━━━ Data section

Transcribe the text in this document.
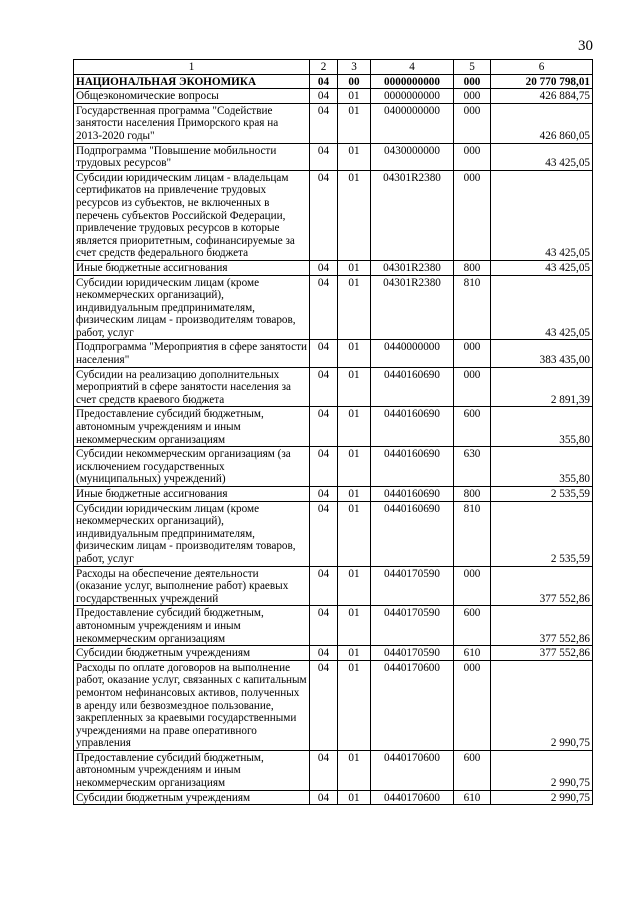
30
1	2	3	4	5	6
НАЦИОНАЛЬНАЯ ЭКОНОМИКА	04	00	0000000000	000	20 770 798,01
Общеэкономические вопросы	04	01	0000000000	000	426 884,75
Государственная программа "Содействие занятости населения Приморского края на 2013-2020 годы"	04	01	0400000000	000	426 860,05
Подпрограмма "Повышение мобильности трудовых ресурсов"	04	01	0430000000	000	43 425,05
Субсидии юридическим лицам - владельцам сертификатов на привлечение трудовых ресурсов из субъектов, не включенных в перечень субъектов Российской Федерации, привлечение трудовых ресурсов в которые является приоритетным, софинансируемые за счет средств федерального бюджета	04	01	04301R2380	000	43 425,05
Иные бюджетные ассигнования	04	01	04301R2380	800	43 425,05
Субсидии юридическим лицам (кроме некоммерческих организаций), индивидуальным предпринимателям, физическим лицам - производителям товаров, работ, услуг	04	01	04301R2380	810	43 425,05
Подпрограмма "Мероприятия в сфере занятости населения"	04	01	0440000000	000	383 435,00
Субсидии на реализацию дополнительных мероприятий в сфере занятости населения за счет средств краевого бюджета	04	01	0440160690	000	2 891,39
Предоставление субсидий бюджетным, автономным учреждениям и иным некоммерческим организациям	04	01	0440160690	600	355,80
Субсидии некоммерческим организациям (за исключением государственных (муниципальных) учреждений)	04	01	0440160690	630	355,80
Иные бюджетные ассигнования	04	01	0440160690	800	2 535,59
Субсидии юридическим лицам (кроме некоммерческих организаций), индивидуальным предпринимателям, физическим лицам - производителям товаров, работ, услуг	04	01	0440160690	810	2 535,59
Расходы на обеспечение деятельности (оказание услуг, выполнение работ) краевых государственных учреждений	04	01	0440170590	000	377 552,86
Предоставление субсидий бюджетным, автономным учреждениям и иным некоммерческим организациям	04	01	0440170590	600	377 552,86
Субсидии бюджетным учреждениям	04	01	0440170590	610	377 552,86
Расходы по оплате договоров на выполнение работ, оказание услуг, связанных с капитальным ремонтом нефинансовых активов, полученных в аренду или безвозмездное пользование, закрепленных за краевыми государственными учреждениями на праве оперативного управления	04	01	0440170600	000	2 990,75
Предоставление субсидий бюджетным, автономным учреждениям и иным некоммерческим организациям	04	01	0440170600	600	2 990,75
Субсидии бюджетным учреждениям	04	01	0440170600	610	2 990,75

━━━━━━

Request — Pick out each line containing the string "производителям" and copy it.

Worked solution —
Субсидии юридическим лицам (кроме некоммерческих организаций), индивидуальным предпринимателям, физическим лицам - производителям товаров, работ, услуг	04	01	04301R2380	810	43 425,05
Субсидии юридическим лицам (кроме некоммерческих организаций), индивидуальным предпринимателям, физическим лицам - производителям товаров, работ, услуг	04	01	0440160690	810	2 535,59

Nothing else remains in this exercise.